▶ _To do_: Reproduce all of the listing below without alteration.

Dataset items

---------------

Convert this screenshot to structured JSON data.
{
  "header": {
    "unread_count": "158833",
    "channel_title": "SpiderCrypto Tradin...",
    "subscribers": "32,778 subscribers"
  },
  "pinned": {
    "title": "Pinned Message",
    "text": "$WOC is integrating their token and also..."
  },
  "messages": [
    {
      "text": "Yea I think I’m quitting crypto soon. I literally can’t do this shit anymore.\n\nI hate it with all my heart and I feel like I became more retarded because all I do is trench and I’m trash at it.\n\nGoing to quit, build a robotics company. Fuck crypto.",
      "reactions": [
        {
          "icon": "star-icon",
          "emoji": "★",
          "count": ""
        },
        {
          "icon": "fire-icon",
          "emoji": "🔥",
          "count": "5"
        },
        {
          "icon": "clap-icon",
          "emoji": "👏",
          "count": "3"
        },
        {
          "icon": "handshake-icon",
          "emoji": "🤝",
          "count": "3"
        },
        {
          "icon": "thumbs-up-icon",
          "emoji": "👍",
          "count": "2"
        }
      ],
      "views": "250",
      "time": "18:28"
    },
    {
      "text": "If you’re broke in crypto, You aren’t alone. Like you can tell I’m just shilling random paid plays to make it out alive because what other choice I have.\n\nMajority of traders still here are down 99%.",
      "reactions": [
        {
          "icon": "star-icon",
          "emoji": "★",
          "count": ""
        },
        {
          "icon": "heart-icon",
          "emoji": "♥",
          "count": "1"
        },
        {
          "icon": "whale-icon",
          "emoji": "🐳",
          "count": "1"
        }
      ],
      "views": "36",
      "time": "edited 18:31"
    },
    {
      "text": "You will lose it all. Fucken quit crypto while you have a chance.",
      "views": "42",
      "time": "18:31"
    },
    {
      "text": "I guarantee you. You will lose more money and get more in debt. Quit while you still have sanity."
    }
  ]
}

---------------

▶ _Task answer_:
Convert this screenshot to structured JSON data.
{
  "header": {
    "unread_count": "158833",
    "channel_title": "SpiderCrypto Tradin...",
    "subscribers": "32,778 subscribers"
  },
  "pinned": {
    "title": "Pinned Message",
    "text": "$WOC is integrating their token and also..."
  },
  "messages": [
    {
      "text": "Yea I think I’m quitting crypto soon. I literally can’t do this shit anymore.\n\nI hate it with all my heart and I feel like I became more retarded because all I do is trench and I’m trash at it.\n\nGoing to quit, build a robotics company. Fuck crypto.",
      "reactions": [
        {
          "icon": "star-icon",
          "emoji": "★",
          "count": ""
        },
        {
          "icon": "fire-icon",
          "emoji": "🔥",
          "count": "5"
        },
        {
          "icon": "clap-icon",
          "emoji": "👏",
          "count": "3"
        },
        {
          "icon": "handshake-icon",
          "emoji": "🤝",
          "count": "3"
        },
        {
          "icon": "thumbs-up-icon",
          "emoji": "👍",
          "count": "2"
        }
      ],
      "views": "250",
      "time": "18:28"
    },
    {
      "text": "If you’re broke in crypto, You aren’t alone. Like you can tell I’m just shilling random paid plays to make it out alive because what other choice I have.\n\nMajority of traders still here are down 99%.",
      "reactions": [
        {
          "icon": "star-icon",
          "emoji": "★",
          "count": ""
        },
        {
          "icon": "heart-icon",
          "emoji": "♥",
          "count": "1"
        },
        {
          "icon": "whale-icon",
          "emoji": "🐳",
          "count": "1"
        }
      ],
      "views": "36",
      "time": "edited 18:31"
    },
    {
      "text": "You will lose it all. Fucken quit crypto while you have a chance.",
      "views": "42",
      "time": "18:31"
    },
    {
      "text": "I guarantee you. You will lose more money and get more in debt. Quit while you still have sanity."
    }
  ]
}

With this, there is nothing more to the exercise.